■ **Given request**:
Scan the data. Collect each line that contains the word "xlabel".

■ **Records for this task**:

:::

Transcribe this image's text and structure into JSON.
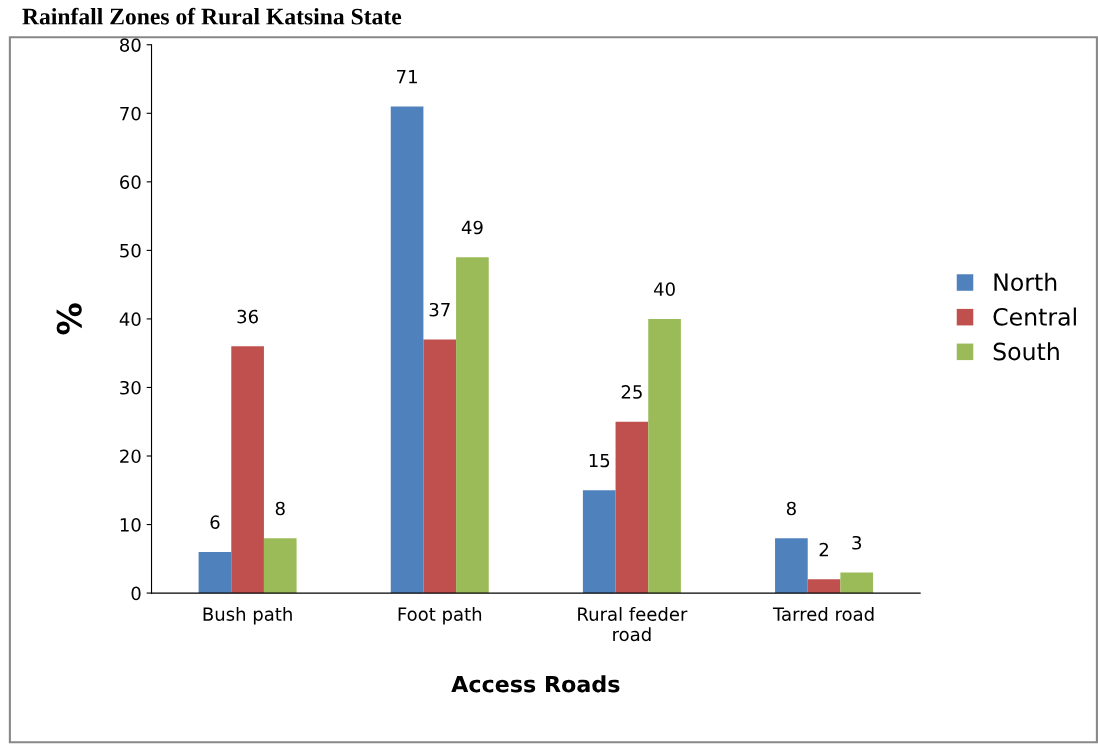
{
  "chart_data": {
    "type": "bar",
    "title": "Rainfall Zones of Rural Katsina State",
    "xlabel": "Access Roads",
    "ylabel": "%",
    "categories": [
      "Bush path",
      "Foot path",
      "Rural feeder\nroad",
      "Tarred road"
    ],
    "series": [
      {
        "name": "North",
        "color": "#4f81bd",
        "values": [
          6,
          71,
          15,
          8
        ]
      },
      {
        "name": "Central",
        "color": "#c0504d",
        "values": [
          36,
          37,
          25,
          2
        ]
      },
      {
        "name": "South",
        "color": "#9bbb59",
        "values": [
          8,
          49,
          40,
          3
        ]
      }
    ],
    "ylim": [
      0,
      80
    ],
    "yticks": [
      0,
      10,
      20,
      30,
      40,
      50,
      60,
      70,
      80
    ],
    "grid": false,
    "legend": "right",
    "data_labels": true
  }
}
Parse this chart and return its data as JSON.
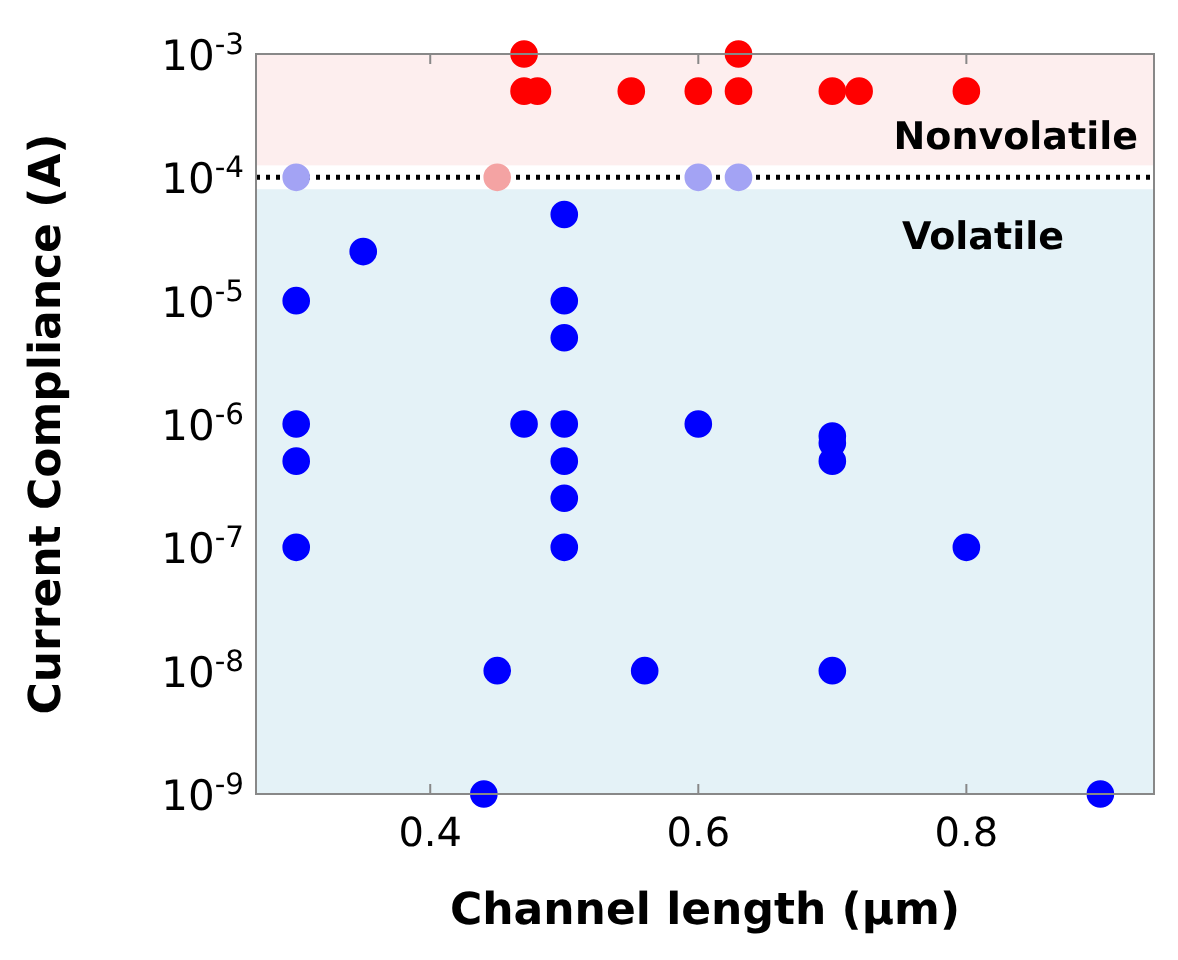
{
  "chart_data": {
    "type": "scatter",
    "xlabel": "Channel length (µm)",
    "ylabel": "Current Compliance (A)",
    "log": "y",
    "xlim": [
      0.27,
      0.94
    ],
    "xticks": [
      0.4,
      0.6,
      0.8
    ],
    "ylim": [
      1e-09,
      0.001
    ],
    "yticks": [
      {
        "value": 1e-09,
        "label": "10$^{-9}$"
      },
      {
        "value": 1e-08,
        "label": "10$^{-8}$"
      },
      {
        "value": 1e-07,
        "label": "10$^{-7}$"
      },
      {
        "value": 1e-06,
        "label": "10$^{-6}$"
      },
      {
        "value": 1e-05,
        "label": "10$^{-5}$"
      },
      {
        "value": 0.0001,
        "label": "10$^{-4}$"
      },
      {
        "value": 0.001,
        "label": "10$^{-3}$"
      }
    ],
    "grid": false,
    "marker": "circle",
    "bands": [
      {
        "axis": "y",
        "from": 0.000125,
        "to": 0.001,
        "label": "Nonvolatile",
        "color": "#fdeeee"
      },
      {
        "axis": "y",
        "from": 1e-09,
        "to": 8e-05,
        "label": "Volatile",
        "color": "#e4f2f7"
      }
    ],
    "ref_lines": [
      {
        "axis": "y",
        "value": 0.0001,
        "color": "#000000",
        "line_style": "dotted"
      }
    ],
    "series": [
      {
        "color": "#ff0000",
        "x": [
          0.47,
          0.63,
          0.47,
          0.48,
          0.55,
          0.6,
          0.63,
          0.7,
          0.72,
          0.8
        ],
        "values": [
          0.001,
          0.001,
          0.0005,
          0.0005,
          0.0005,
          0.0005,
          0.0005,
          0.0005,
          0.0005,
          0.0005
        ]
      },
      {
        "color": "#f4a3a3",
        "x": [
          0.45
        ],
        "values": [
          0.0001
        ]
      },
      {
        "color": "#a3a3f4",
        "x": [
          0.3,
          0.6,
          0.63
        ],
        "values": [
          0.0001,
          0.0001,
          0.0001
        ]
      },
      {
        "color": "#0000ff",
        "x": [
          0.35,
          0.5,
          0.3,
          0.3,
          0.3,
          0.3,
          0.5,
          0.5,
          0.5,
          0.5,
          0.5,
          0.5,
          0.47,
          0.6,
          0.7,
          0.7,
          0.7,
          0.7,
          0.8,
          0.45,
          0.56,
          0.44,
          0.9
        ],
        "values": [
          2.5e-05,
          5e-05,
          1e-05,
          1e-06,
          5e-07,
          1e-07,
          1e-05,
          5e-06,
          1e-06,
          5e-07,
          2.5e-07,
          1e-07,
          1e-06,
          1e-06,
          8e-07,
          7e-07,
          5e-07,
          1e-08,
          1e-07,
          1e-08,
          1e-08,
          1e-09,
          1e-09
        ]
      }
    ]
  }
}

:::

■ **Response for this exercise**:
    "xlabel": "Access Roads",
    "xlabel": "Channel length (µm)",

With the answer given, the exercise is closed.